TO BE DONE => Extract the entries in their exact form.

WORKING DATA =>
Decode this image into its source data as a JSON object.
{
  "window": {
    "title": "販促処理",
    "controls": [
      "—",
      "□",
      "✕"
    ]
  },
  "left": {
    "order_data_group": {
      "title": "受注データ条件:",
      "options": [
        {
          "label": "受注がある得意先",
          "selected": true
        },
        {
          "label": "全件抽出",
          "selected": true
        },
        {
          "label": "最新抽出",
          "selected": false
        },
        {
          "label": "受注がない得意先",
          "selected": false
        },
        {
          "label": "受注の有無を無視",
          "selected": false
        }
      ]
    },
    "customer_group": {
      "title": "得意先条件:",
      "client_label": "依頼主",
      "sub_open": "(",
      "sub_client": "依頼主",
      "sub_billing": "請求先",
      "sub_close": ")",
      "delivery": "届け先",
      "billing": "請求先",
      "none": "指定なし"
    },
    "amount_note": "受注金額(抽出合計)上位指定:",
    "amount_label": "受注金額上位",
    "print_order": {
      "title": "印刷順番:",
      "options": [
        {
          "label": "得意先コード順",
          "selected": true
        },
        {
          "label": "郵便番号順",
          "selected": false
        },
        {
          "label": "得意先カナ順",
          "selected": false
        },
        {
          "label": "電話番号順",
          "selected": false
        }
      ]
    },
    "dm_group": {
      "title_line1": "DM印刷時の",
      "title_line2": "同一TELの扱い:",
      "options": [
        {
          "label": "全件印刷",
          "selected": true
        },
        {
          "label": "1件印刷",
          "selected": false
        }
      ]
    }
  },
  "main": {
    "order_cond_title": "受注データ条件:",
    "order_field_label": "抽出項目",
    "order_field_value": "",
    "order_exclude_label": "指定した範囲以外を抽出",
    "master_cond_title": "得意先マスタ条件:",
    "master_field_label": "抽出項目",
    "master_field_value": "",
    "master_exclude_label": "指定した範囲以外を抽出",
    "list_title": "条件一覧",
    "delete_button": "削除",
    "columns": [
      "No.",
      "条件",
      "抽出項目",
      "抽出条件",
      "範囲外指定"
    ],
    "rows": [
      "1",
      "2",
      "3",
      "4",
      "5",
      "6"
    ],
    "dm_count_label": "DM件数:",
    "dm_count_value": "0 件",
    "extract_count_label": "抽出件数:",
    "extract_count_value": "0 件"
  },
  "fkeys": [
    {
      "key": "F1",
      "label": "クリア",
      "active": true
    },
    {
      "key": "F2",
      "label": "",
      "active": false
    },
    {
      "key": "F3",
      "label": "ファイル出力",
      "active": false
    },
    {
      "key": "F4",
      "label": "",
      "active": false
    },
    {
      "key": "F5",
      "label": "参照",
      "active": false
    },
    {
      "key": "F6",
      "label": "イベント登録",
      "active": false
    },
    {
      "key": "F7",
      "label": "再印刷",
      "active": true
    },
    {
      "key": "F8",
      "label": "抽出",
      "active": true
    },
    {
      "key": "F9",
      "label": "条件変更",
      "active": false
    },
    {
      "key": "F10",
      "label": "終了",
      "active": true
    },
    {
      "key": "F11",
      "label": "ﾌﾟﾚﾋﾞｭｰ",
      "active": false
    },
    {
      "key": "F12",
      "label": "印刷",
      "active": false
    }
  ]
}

EXERCISE OUTPUT =>
Decode this image into its source data as a JSON object.
{
  "window": {
    "title": "販促処理",
    "controls": [
      "—",
      "□",
      "✕"
    ]
  },
  "left": {
    "order_data_group": {
      "title": "受注データ条件:",
      "options": [
        {
          "label": "受注がある得意先",
          "selected": true
        },
        {
          "label": "全件抽出",
          "selected": true
        },
        {
          "label": "最新抽出",
          "selected": false
        },
        {
          "label": "受注がない得意先",
          "selected": false
        },
        {
          "label": "受注の有無を無視",
          "selected": false
        }
      ]
    },
    "customer_group": {
      "title": "得意先条件:",
      "client_label": "依頼主",
      "sub_open": "(",
      "sub_client": "依頼主",
      "sub_billing": "請求先",
      "sub_close": ")",
      "delivery": "届け先",
      "billing": "請求先",
      "none": "指定なし"
    },
    "amount_note": "受注金額(抽出合計)上位指定:",
    "amount_label": "受注金額上位",
    "print_order": {
      "title": "印刷順番:",
      "options": [
        {
          "label": "得意先コード順",
          "selected": true
        },
        {
          "label": "郵便番号順",
          "selected": false
        },
        {
          "label": "得意先カナ順",
          "selected": false
        },
        {
          "label": "電話番号順",
          "selected": false
        }
      ]
    },
    "dm_group": {
      "title_line1": "DM印刷時の",
      "title_line2": "同一TELの扱い:",
      "options": [
        {
          "label": "全件印刷",
          "selected": true
        },
        {
          "label": "1件印刷",
          "selected": false
        }
      ]
    }
  },
  "main": {
    "order_cond_title": "受注データ条件:",
    "order_field_label": "抽出項目",
    "order_field_value": "",
    "order_exclude_label": "指定した範囲以外を抽出",
    "master_cond_title": "得意先マスタ条件:",
    "master_field_label": "抽出項目",
    "master_field_value": "",
    "master_exclude_label": "指定した範囲以外を抽出",
    "list_title": "条件一覧",
    "delete_button": "削除",
    "columns": [
      "No.",
      "条件",
      "抽出項目",
      "抽出条件",
      "範囲外指定"
    ],
    "rows": [
      "1",
      "2",
      "3",
      "4",
      "5",
      "6"
    ],
    "dm_count_label": "DM件数:",
    "dm_count_value": "0 件",
    "extract_count_label": "抽出件数:",
    "extract_count_value": "0 件"
  },
  "fkeys": [
    {
      "key": "F1",
      "label": "クリア",
      "active": true
    },
    {
      "key": "F2",
      "label": "",
      "active": false
    },
    {
      "key": "F3",
      "label": "ファイル出力",
      "active": false
    },
    {
      "key": "F4",
      "label": "",
      "active": false
    },
    {
      "key": "F5",
      "label": "参照",
      "active": false
    },
    {
      "key": "F6",
      "label": "イベント登録",
      "active": false
    },
    {
      "key": "F7",
      "label": "再印刷",
      "active": true
    },
    {
      "key": "F8",
      "label": "抽出",
      "active": true
    },
    {
      "key": "F9",
      "label": "条件変更",
      "active": false
    },
    {
      "key": "F10",
      "label": "終了",
      "active": true
    },
    {
      "key": "F11",
      "label": "ﾌﾟﾚﾋﾞｭｰ",
      "active": false
    },
    {
      "key": "F12",
      "label": "印刷",
      "active": false
    }
  ]
}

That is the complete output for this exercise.